** START The records **

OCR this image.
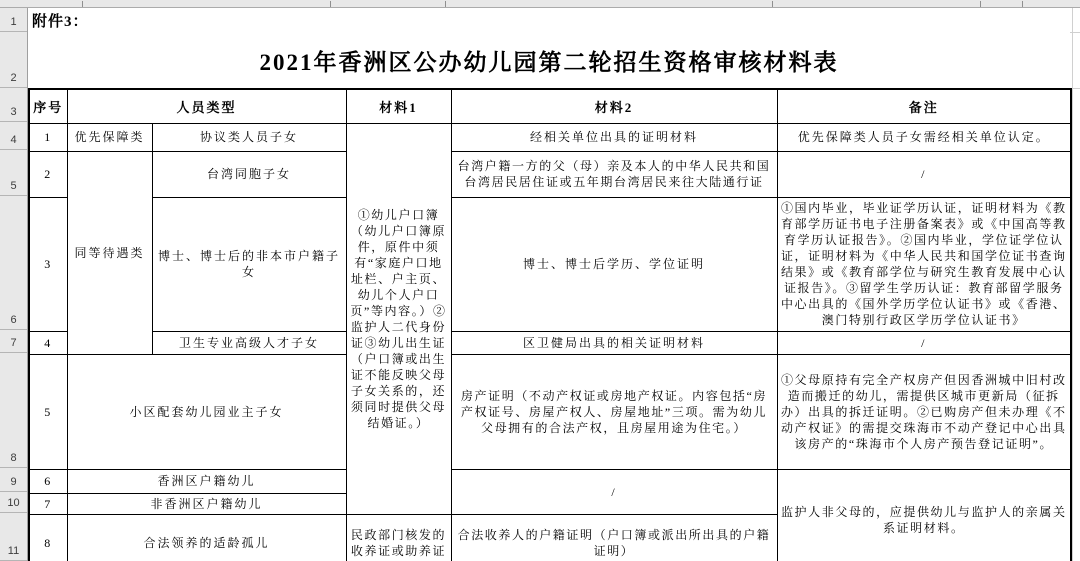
1
2
3
4
5
6
7
8
9
10
11
附件3：
2021年香洲区公办幼儿园第二轮招生资格审核材料表
序号	人员类型		材料1	材料2	备注

1	优先保障类	协议类人员子女	①幼儿户口簿（幼儿户口簿原件，原件中须有“家庭户口地址栏、户主页、幼儿个人户口页”等内容。）②监护人二代身份证③幼儿出生证（户口簿或出生证不能反映父母子女关系的，还须同时提供父母结婚证。）	经相关单位出具的证明材料	优先保障类人员子女需经相关单位认定。

2	同等待遇类	台湾同胞子女		台湾户籍一方的父（母）亲及本人的中华人民共和国台湾居民居住证或五年期台湾居民来往大陆通行证	/

3		博士、博士后的非本市户籍子女		博士、博士后学历、学位证明	①国内毕业，毕业证学历认证，证明材料为《教育部学历证书电子注册备案表》或《中国高等教育学历认证报告》。②国内毕业，学位证学位认证，证明材料为《中华人民共和国学位证书查询结果》或《教育部学位与研究生教育发展中心认证报告》。③留学生学历认证：教育部留学服务中心出具的《国外学历学位认证书》或《香港、澳门特别行政区学历学位认证书》

4		卫生专业高级人才子女		区卫健局出具的相关证明材料	/

5	小区配套幼儿园业主子女			房产证明（不动产权证或房地产权证。内容包括“房产权证号、房屋产权人、房屋地址”三项。需为幼儿父母拥有的合法产权，且房屋用途为住宅。）	①父母原持有完全产权房产但因香洲城中旧村改造而搬迁的幼儿，需提供区城市更新局（征拆办）出具的拆迁证明。②已购房产但未办理《不动产权证》的需提交珠海市不动产登记中心出具该房产的“珠海市个人房产预告登记证明”。

6	香洲区户籍幼儿			/	监护人非父母的，应提供幼儿与监护人的亲属关系证明材料。

7	非香洲区户籍幼儿				

8	合法领养的适龄孤儿		民政部门核发的收养证或助养证	合法收养人的户籍证明（户口簿或派出所出具的户籍证明）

** END The records **

• Work to complete: Every line above should be repeated exactly; pictures stay out of the copy.

• Written solution:
OCR this image.
1
2
3
4
5
6
7
8
9
10
11
附件3：
2021年香洲区公办幼儿园第二轮招生资格审核材料表
序号	人员类型		材料1	材料2	备注

1	优先保障类	协议类人员子女	①幼儿户口簿（幼儿户口簿原件，原件中须有“家庭户口地址栏、户主页、幼儿个人户口页”等内容。）②监护人二代身份证③幼儿出生证（户口簿或出生证不能反映父母子女关系的，还须同时提供父母结婚证。）	经相关单位出具的证明材料	优先保障类人员子女需经相关单位认定。

2	同等待遇类	台湾同胞子女		台湾户籍一方的父（母）亲及本人的中华人民共和国台湾居民居住证或五年期台湾居民来往大陆通行证	/

3		博士、博士后的非本市户籍子女		博士、博士后学历、学位证明	①国内毕业，毕业证学历认证，证明材料为《教育部学历证书电子注册备案表》或《中国高等教育学历认证报告》。②国内毕业，学位证学位认证，证明材料为《中华人民共和国学位证书查询结果》或《教育部学位与研究生教育发展中心认证报告》。③留学生学历认证：教育部留学服务中心出具的《国外学历学位认证书》或《香港、澳门特别行政区学历学位认证书》

4		卫生专业高级人才子女		区卫健局出具的相关证明材料	/

5	小区配套幼儿园业主子女			房产证明（不动产权证或房地产权证。内容包括“房产权证号、房屋产权人、房屋地址”三项。需为幼儿父母拥有的合法产权，且房屋用途为住宅。）	①父母原持有完全产权房产但因香洲城中旧村改造而搬迁的幼儿，需提供区城市更新局（征拆办）出具的拆迁证明。②已购房产但未办理《不动产权证》的需提交珠海市不动产登记中心出具该房产的“珠海市个人房产预告登记证明”。

6	香洲区户籍幼儿			/	监护人非父母的，应提供幼儿与监护人的亲属关系证明材料。

7	非香洲区户籍幼儿				

8	合法领养的适龄孤儿		民政部门核发的收养证或助养证	合法收养人的户籍证明（户口簿或派出所出具的户籍证明）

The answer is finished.